Action item: Look for the word "selection" in the records, and copy each line where it appears.

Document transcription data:
━━━
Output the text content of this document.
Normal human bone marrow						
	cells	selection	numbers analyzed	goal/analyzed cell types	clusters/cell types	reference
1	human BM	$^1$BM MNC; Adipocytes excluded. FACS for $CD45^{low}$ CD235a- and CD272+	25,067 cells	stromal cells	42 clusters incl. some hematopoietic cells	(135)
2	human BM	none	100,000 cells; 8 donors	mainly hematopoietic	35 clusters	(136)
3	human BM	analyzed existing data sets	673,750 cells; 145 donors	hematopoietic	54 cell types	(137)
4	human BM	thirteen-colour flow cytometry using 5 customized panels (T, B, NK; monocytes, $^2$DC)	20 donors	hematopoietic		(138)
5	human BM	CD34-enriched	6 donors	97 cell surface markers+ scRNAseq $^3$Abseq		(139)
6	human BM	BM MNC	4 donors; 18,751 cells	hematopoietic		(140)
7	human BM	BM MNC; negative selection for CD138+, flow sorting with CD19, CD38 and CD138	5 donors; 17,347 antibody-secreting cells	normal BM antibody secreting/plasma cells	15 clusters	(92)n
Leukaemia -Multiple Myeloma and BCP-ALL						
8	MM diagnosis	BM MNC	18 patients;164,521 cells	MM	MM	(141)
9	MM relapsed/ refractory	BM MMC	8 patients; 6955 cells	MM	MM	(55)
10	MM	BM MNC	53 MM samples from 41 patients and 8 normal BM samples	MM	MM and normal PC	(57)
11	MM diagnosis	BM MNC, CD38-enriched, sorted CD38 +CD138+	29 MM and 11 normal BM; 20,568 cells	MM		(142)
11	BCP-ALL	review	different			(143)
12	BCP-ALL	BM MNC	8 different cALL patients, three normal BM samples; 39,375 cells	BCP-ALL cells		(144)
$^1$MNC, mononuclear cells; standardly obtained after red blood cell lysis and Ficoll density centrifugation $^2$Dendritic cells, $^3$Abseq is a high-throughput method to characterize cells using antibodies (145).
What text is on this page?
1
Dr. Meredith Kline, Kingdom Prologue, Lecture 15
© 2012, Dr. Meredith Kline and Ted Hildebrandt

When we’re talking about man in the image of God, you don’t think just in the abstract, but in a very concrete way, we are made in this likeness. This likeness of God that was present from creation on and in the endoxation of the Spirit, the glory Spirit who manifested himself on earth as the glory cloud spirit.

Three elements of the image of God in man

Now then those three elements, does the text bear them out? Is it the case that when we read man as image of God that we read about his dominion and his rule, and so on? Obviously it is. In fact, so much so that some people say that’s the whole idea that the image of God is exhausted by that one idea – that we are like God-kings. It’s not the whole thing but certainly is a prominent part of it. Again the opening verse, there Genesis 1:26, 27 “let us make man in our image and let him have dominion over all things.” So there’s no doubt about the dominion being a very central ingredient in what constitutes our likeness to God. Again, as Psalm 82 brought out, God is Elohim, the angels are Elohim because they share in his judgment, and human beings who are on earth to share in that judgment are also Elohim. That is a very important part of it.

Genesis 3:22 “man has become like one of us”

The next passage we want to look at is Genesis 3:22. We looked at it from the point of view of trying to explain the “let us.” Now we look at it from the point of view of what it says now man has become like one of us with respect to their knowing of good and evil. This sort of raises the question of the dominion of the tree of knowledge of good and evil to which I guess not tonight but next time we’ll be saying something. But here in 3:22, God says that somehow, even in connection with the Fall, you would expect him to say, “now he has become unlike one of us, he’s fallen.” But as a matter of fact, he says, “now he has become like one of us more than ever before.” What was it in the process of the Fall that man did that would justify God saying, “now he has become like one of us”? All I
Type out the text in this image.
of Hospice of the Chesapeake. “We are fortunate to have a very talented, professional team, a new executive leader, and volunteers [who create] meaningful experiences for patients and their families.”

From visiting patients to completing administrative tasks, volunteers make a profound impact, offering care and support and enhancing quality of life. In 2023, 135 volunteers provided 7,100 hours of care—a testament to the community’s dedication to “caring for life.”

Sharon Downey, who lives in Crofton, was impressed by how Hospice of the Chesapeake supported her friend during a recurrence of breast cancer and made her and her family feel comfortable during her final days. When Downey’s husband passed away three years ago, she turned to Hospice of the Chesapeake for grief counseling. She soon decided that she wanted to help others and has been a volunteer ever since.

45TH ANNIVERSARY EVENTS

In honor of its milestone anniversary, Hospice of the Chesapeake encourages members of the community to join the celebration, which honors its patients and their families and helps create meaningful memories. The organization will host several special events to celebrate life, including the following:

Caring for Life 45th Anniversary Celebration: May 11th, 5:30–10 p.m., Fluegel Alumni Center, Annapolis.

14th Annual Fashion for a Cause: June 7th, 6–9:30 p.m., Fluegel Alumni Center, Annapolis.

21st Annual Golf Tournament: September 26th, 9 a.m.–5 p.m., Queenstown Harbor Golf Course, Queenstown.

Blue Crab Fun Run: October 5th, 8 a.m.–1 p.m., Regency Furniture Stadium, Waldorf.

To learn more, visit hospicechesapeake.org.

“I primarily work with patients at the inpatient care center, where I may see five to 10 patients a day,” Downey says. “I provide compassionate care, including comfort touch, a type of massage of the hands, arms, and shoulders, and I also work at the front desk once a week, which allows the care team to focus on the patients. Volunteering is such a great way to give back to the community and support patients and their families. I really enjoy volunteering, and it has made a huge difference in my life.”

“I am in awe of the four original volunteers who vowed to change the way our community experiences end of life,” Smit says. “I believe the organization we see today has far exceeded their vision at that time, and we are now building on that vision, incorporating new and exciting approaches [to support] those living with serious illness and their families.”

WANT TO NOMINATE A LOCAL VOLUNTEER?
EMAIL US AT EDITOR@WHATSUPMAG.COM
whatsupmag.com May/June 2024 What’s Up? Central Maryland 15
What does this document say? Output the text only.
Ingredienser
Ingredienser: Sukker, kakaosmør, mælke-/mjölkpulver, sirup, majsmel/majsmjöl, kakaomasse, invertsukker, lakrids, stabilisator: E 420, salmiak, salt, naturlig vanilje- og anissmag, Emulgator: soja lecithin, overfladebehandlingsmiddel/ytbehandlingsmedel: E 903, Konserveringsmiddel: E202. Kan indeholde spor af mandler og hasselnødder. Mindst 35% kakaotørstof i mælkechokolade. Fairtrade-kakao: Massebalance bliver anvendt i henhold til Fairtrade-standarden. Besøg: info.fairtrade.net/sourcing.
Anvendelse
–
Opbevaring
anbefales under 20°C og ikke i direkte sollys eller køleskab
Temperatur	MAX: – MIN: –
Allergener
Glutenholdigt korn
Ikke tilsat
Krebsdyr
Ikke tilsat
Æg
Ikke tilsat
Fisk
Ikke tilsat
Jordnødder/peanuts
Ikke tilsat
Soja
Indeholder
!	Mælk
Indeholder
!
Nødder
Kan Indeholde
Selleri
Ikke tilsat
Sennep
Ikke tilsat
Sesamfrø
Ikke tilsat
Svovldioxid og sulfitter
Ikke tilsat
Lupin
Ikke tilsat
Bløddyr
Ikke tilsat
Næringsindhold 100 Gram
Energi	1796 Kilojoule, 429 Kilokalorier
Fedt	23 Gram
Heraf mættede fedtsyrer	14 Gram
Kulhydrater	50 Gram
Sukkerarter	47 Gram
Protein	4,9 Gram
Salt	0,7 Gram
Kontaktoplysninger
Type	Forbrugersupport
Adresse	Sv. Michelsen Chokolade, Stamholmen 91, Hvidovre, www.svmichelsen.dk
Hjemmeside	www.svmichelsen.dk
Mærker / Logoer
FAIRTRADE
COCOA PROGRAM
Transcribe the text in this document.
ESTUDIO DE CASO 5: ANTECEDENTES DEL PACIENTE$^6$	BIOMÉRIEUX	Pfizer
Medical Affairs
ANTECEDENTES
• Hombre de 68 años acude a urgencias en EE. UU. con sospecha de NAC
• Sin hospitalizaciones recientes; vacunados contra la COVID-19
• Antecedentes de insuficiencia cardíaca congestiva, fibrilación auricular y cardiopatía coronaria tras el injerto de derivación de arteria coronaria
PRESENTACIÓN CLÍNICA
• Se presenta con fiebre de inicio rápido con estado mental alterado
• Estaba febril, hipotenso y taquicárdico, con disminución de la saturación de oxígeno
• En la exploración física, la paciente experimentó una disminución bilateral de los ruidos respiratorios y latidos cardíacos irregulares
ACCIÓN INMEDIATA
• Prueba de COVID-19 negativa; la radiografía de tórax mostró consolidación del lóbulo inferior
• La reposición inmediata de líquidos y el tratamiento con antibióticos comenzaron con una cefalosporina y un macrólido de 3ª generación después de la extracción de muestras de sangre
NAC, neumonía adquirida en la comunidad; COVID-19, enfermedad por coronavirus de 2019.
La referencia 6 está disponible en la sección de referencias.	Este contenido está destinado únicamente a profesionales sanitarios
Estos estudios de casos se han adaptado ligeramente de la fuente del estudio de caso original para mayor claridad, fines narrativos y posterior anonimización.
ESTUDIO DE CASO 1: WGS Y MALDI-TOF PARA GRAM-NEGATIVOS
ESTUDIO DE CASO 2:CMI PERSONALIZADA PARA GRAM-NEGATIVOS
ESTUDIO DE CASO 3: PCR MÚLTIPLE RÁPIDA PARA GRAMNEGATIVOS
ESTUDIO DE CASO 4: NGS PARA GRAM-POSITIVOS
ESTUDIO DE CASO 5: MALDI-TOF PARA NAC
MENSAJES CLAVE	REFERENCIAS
━━━
Solution for this task:
	cells	selection	numbers analyzed	goal/analyzed cell types	clusters/cell types	reference
7	human BM	BM MNC; negative selection for CD138+, flow sorting with CD19, CD38 and CD138	5 donors; 17,347 antibody-secreting cells	normal BM antibody secreting/plasma cells	15 clusters	(92)n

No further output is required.